(Source data)

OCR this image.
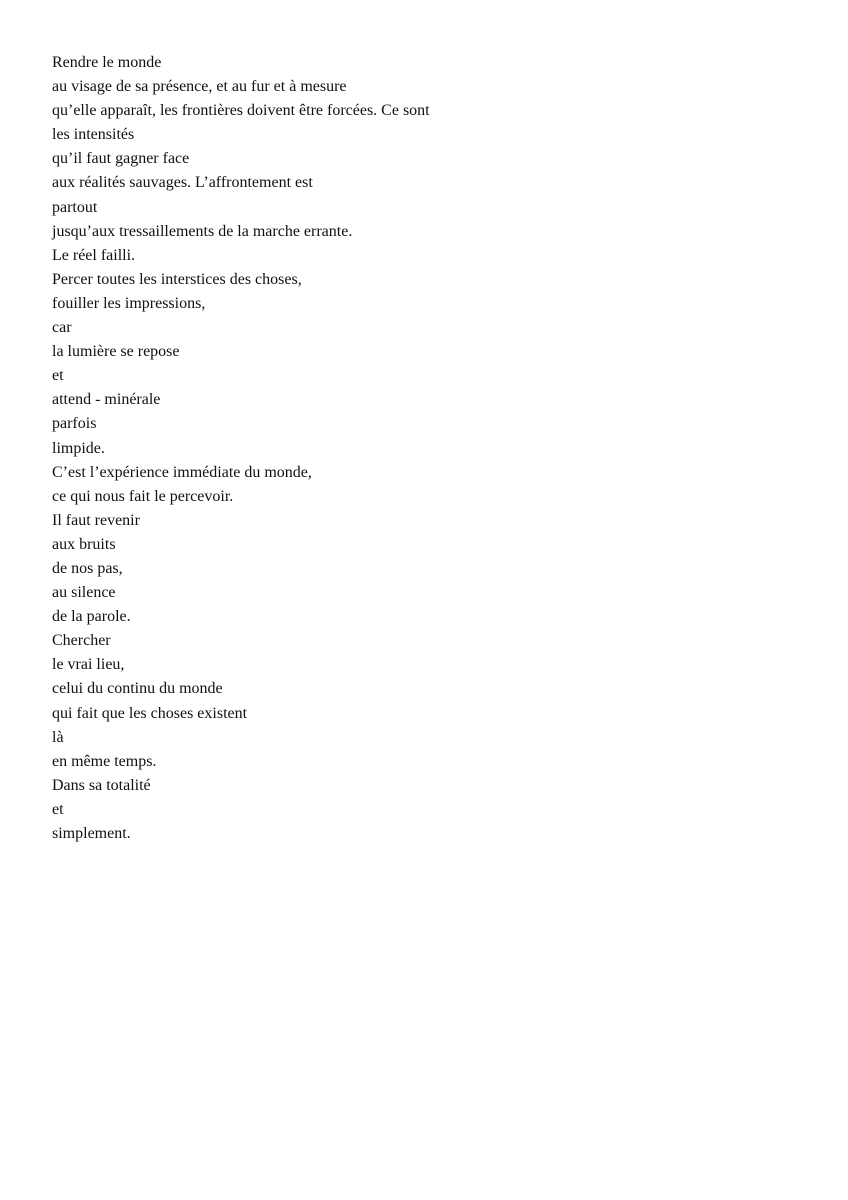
Rendre le monde
au visage de sa présence, et au fur et à mesure
qu’elle apparaît, les frontières doivent être forcées. Ce sont
les intensités
qu’il faut gagner face
aux réalités sauvages. L’affrontement est
partout
jusqu’aux tressaillements de la marche errante.
Le réel failli.
Percer toutes les interstices des choses,
fouiller les impressions,
car
la lumière se repose
et
attend - minérale
parfois
limpide.
C’est l’expérience immédiate du monde,
ce qui nous fait le percevoir.
Il faut revenir
aux bruits
de nos pas,
au silence
de la parole.
Chercher
le vrai lieu,
celui du continu du monde
qui fait que les choses existent
là
en même temps.
Dans sa totalité
et
simplement.
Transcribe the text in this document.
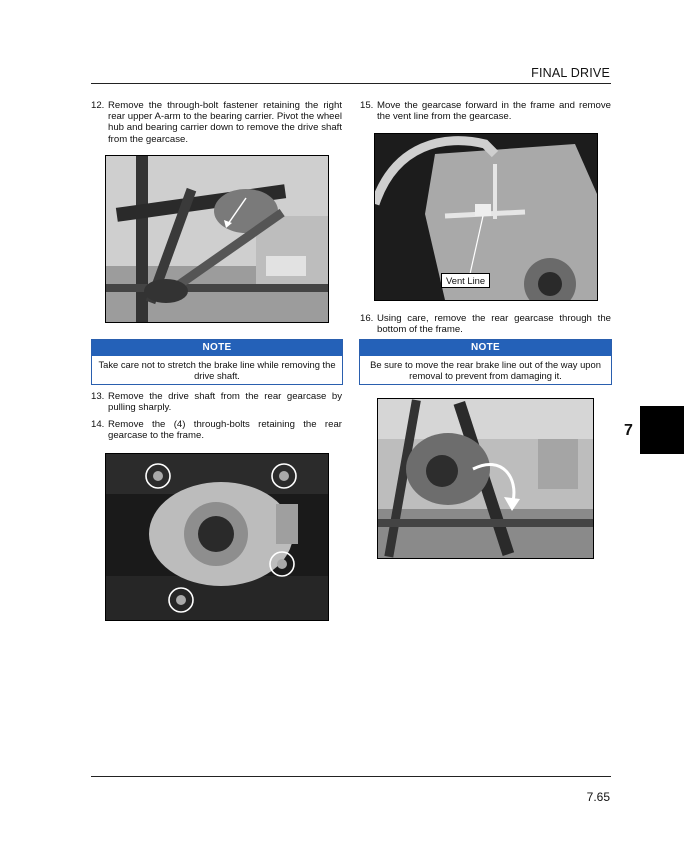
FINAL DRIVE
7
12. Remove the through-bolt fastener retaining the right rear upper A-arm to the bearing carrier. Pivot the wheel hub and bearing carrier down to remove the drive shaft from the gearcase.
NOTE
Take care not to stretch the brake line while removing the drive shaft.
13. Remove the drive shaft from the rear gearcase by pulling sharply.
14. Remove the (4) through-bolts retaining the rear gearcase to the frame.
15. Move the gearcase forward in the frame and remove the vent line from the gearcase.
Vent Line
16. Using care, remove the rear gearcase through the bottom of the frame.
NOTE
Be sure to move the rear brake line out of the way upon removal to prevent from damaging it.
7.65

* _DESCRIPTION OF THE TASK_
Reproduce precisely the lines of the listing above, from the line containing "Transcribe the text in this document." to the last line, both ends included. Pictures are to be omitted.

* _THE SOLUTION_
Transcribe the text in this document.
FINAL DRIVE
7
12. Remove the through-bolt fastener retaining the right rear upper A-arm to the bearing carrier. Pivot the wheel hub and bearing carrier down to remove the drive shaft from the gearcase.
NOTE
Take care not to stretch the brake line while removing the drive shaft.
13. Remove the drive shaft from the rear gearcase by pulling sharply.
14. Remove the (4) through-bolts retaining the rear gearcase to the frame.
15. Move the gearcase forward in the frame and remove the vent line from the gearcase.
Vent Line
16. Using care, remove the rear gearcase through the bottom of the frame.
NOTE
Be sure to move the rear brake line out of the way upon removal to prevent from damaging it.
7.65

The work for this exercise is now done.